• _Requirement_
Repeat what the lines below say, word for word, and skip every image.

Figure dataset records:
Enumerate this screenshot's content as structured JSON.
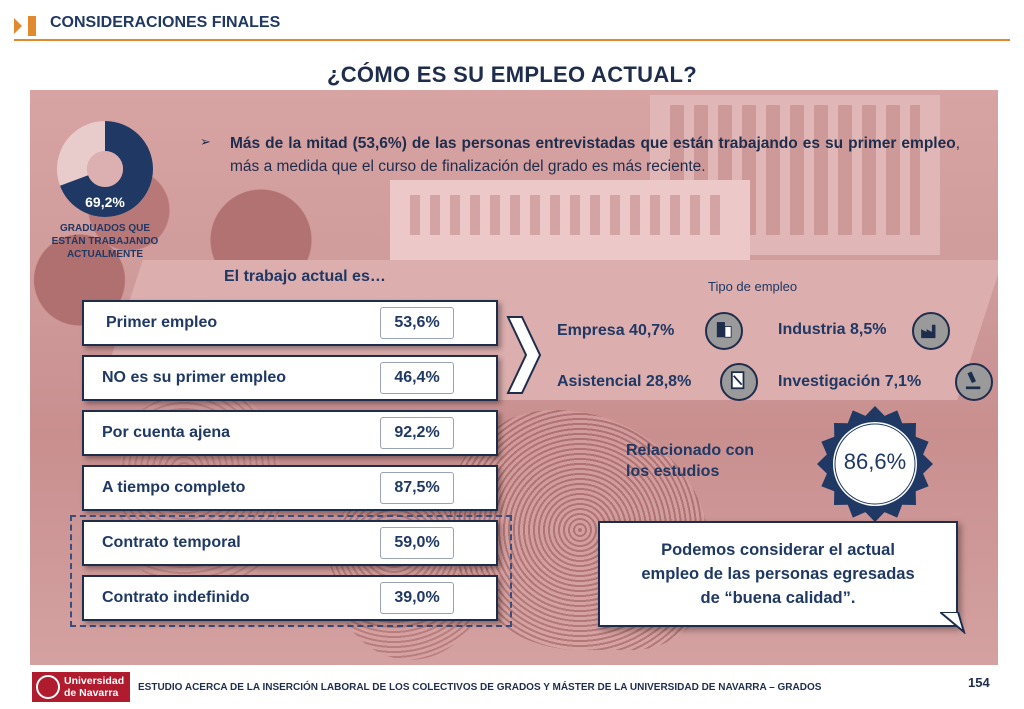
{
  "header": {
    "section_title": "CONSIDERACIONES FINALES",
    "accent_color": "#e2892f"
  },
  "title": "¿CÓMO ES SU EMPLEO ACTUAL?",
  "donut": {
    "value_label": "69,2%",
    "value": 69.2,
    "caption_line1": "GRADUADOS QUE",
    "caption_line2": "ESTÁN TRABAJANDO",
    "caption_line3": "ACTUALMENTE",
    "color": "#1f3864"
  },
  "bullet": {
    "bold1": "Más de la mitad (53,6%) de las personas entrevistadas que están trabajando es su primer empleo",
    "rest": ", más a medida que el curso de finalización del grado es más reciente."
  },
  "trabajo_heading": "El trabajo actual es…",
  "rows": [
    {
      "label": "Primer empleo",
      "value": "53,6%"
    },
    {
      "label": "NO es su primer empleo",
      "value": "46,4%"
    },
    {
      "label": "Por cuenta ajena",
      "value": "92,2%"
    },
    {
      "label": "A tiempo completo",
      "value": "87,5%"
    },
    {
      "label": "Contrato temporal",
      "value": "59,0%"
    },
    {
      "label": "Contrato indefinido",
      "value": "39,0%"
    }
  ],
  "tipo": {
    "heading": "Tipo de empleo",
    "empresa": "Empresa 40,7%",
    "industria": "Industria 8,5%",
    "asistencial": "Asistencial 28,8%",
    "investigacion": "Investigación 7,1%"
  },
  "relacionado": {
    "line1": "Relacionado con",
    "line2": "los estudios",
    "value": "86,6%"
  },
  "callout": {
    "line1": "Podemos considerar el actual",
    "line2": "empleo de las personas egresadas",
    "line3": "de “buena calidad”."
  },
  "footer": {
    "logo_line1": "Universidad",
    "logo_line2": "de Navarra",
    "text": "ESTUDIO ACERCA DE LA INSERCIÓN LABORAL DE LOS COLECTIVOS DE GRADOS Y MÁSTER DE LA UNIVERSIDAD DE NAVARRA – GRADOS",
    "page": "154"
  }
}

• _Answer_
Enumerate this screenshot's content as structured JSON.
{
  "header": {
    "section_title": "CONSIDERACIONES FINALES",
    "accent_color": "#e2892f"
  },
  "title": "¿CÓMO ES SU EMPLEO ACTUAL?",
  "donut": {
    "value_label": "69,2%",
    "value": 69.2,
    "caption_line1": "GRADUADOS QUE",
    "caption_line2": "ESTÁN TRABAJANDO",
    "caption_line3": "ACTUALMENTE",
    "color": "#1f3864"
  },
  "bullet": {
    "bold1": "Más de la mitad (53,6%) de las personas entrevistadas que están trabajando es su primer empleo",
    "rest": ", más a medida que el curso de finalización del grado es más reciente."
  },
  "trabajo_heading": "El trabajo actual es…",
  "rows": [
    {
      "label": "Primer empleo",
      "value": "53,6%"
    },
    {
      "label": "NO es su primer empleo",
      "value": "46,4%"
    },
    {
      "label": "Por cuenta ajena",
      "value": "92,2%"
    },
    {
      "label": "A tiempo completo",
      "value": "87,5%"
    },
    {
      "label": "Contrato temporal",
      "value": "59,0%"
    },
    {
      "label": "Contrato indefinido",
      "value": "39,0%"
    }
  ],
  "tipo": {
    "heading": "Tipo de empleo",
    "empresa": "Empresa 40,7%",
    "industria": "Industria 8,5%",
    "asistencial": "Asistencial 28,8%",
    "investigacion": "Investigación 7,1%"
  },
  "relacionado": {
    "line1": "Relacionado con",
    "line2": "los estudios",
    "value": "86,6%"
  },
  "callout": {
    "line1": "Podemos considerar el actual",
    "line2": "empleo de las personas egresadas",
    "line3": "de “buena calidad”."
  },
  "footer": {
    "logo_line1": "Universidad",
    "logo_line2": "de Navarra",
    "text": "ESTUDIO ACERCA DE LA INSERCIÓN LABORAL DE LOS COLECTIVOS DE GRADOS Y MÁSTER DE LA UNIVERSIDAD DE NAVARRA – GRADOS",
    "page": "154"
  }
}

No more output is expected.